__Task to carry out__.
Answer these three questions from the passage on the Georgia abortion law.
(a) How early into a pregnancy could the new law outlaw abortions?
(b) According to the passage, what does the "personhood" language in the Georgia law do?
(c) Which three groups does the passage name as those the ACLU is suing on behalf of?

__Document passage__.
+ + + + +
Attorneys for the ACLU said the new law is essentially a ban on abortions, but lawyers for the state said the procedure still could be performed before cardiac activity is detected.

The new law could outlaw abortions as early as six weeks into a pregnancy, which is before many women know they are pregnant.

The legal arguments were similar to those made in other states that passed similar legislation this year, but they also focused on “personhood” language in the Georgia law, which extends legal rights to fertilized eggs.

Arguing for the ACLU, attorney Susan Talcott Camp said the law violates a woman’s constitutional right of access to abortion until about 24 weeks of pregnancy, as established by the 1973 U.S. Supreme Court ruling in Roe v. Wade.

“No state interest is strong enough to justify banning abortion before the point of viability,” Camp said. “A ban at any point before viability must fall.”

The ACLU is suing the state on behalf of the SisterSong Women of Color Reproductive Justice Collective, the Feminist Women’s Health Center, Planned Parenthood Southeast and other abortion rights advocates and providers.
+ + + + +
__Stored data__.
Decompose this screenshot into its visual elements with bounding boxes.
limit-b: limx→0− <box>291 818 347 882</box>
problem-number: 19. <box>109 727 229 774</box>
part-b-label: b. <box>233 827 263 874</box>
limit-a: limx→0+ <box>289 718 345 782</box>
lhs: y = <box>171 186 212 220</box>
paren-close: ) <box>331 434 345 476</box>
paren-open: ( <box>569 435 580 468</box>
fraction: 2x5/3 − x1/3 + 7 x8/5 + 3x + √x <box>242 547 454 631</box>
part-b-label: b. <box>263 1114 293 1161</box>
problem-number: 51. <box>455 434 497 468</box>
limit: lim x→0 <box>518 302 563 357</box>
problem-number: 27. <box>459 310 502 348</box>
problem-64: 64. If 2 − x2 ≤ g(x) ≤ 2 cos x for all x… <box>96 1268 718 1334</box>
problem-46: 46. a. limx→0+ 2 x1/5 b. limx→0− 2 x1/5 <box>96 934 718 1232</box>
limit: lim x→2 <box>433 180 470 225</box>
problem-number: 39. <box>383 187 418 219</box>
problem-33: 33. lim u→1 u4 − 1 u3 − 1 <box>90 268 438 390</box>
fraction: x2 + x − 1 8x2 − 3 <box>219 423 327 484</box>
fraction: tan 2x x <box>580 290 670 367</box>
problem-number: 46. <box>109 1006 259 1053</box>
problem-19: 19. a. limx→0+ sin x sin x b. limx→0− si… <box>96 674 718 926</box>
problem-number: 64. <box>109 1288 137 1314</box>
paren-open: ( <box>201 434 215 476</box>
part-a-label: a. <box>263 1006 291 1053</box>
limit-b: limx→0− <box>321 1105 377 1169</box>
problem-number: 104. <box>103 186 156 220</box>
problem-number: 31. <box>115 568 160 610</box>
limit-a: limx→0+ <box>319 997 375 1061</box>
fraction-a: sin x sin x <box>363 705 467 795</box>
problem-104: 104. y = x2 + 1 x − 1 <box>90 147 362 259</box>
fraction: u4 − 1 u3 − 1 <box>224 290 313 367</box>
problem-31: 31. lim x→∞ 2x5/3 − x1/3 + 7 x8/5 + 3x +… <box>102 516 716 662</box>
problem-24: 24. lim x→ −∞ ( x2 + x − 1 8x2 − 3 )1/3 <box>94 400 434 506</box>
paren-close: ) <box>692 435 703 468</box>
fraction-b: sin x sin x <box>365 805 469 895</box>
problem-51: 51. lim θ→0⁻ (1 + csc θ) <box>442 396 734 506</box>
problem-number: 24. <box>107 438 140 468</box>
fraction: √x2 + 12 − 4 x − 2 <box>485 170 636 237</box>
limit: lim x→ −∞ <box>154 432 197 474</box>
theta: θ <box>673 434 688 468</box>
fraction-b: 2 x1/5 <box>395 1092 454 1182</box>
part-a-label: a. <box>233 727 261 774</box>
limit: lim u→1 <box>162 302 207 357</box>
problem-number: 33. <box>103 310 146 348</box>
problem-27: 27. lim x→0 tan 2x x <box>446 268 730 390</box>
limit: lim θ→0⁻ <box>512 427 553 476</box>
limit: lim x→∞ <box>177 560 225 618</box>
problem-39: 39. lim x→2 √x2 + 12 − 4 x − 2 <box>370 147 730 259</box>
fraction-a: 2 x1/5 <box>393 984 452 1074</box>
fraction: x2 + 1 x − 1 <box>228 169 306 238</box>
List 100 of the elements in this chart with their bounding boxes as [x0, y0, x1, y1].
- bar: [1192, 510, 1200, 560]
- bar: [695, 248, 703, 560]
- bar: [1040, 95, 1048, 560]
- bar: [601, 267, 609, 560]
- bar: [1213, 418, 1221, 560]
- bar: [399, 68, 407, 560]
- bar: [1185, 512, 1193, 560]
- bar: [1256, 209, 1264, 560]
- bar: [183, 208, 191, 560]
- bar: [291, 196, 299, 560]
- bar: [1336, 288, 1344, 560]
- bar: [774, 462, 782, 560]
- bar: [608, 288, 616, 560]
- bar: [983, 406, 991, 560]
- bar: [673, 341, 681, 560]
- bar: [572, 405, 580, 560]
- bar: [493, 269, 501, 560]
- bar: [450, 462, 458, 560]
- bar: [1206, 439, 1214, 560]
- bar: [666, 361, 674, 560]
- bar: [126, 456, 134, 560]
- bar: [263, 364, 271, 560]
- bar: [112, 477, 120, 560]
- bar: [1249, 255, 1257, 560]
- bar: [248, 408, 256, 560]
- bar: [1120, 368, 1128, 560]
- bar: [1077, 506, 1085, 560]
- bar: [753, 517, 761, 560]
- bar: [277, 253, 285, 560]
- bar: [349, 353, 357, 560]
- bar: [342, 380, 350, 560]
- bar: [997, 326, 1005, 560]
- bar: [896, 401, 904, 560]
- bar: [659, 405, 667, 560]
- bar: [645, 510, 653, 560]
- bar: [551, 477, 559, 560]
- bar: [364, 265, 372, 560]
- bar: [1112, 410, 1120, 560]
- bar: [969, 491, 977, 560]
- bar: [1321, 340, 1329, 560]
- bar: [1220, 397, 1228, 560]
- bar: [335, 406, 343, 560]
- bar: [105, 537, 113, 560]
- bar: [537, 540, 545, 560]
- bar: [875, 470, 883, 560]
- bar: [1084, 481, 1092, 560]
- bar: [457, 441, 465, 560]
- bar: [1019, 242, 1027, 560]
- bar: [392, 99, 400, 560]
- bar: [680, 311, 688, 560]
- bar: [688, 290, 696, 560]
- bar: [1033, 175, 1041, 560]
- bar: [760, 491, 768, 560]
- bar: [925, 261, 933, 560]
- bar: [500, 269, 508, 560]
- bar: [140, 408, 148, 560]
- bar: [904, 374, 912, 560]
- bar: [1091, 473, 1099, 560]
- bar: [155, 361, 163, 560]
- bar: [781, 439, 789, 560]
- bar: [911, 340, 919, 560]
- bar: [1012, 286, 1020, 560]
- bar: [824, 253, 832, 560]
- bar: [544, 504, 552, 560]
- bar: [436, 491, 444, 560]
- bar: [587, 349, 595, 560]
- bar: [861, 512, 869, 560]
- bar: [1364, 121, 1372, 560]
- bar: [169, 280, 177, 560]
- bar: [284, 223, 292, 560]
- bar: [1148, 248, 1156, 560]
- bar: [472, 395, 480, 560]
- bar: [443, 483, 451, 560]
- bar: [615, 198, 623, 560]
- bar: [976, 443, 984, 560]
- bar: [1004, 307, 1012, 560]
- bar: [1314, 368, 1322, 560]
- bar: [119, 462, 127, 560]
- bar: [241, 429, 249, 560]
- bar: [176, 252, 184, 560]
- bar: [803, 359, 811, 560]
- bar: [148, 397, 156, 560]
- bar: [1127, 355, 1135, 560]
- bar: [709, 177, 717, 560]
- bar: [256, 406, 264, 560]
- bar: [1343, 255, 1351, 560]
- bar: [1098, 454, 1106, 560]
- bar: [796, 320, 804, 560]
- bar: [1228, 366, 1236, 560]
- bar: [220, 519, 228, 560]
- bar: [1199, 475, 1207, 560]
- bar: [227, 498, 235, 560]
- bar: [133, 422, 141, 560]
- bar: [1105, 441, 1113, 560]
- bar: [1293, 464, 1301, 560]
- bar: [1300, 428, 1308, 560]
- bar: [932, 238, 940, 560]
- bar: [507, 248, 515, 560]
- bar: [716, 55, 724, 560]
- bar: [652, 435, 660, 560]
+ + + + +
__Worked solution__.
(a) As early as six weeks into a pregnancy.
(b) It extends legal rights to fertilized eggs.
(c) The SisterSong Women of Color Reproductive Justice Collective, the Feminist Women's Health Center, and Planned Parenthood Southeast.